Stored data:
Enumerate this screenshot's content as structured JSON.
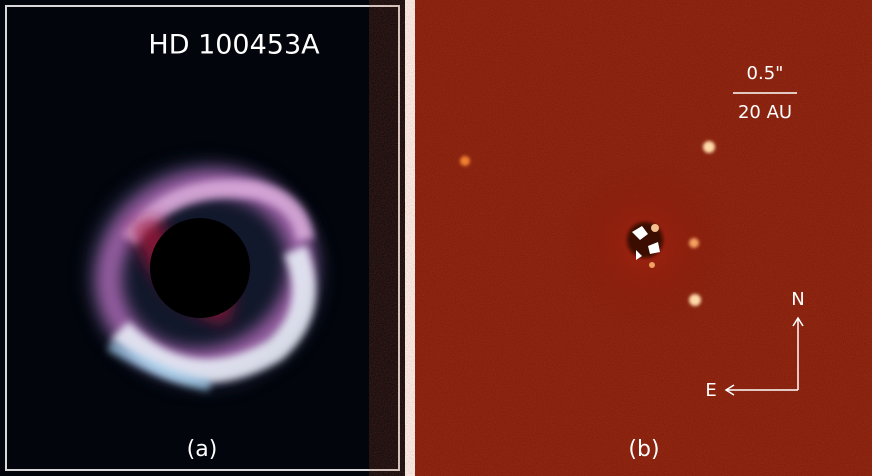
{
  "panels": [
    {
      "title": "HD 100453A",
      "label": "(a)"
    },
    {
      "label": "(b)",
      "scale_bar": {
        "top": "0.5\"",
        "bottom": "20 AU"
      },
      "compass": {
        "north": "N",
        "east": "E"
      }
    }
  ]
}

Your goal: Repeat each record exactly as shown above, dropping all images.

Written response:
Enumerate this screenshot's content as structured JSON.
{
  "panels": [
    {
      "title": "HD 100453A",
      "label": "(a)"
    },
    {
      "label": "(b)",
      "scale_bar": {
        "top": "0.5\"",
        "bottom": "20 AU"
      },
      "compass": {
        "north": "N",
        "east": "E"
      }
    }
  ]
}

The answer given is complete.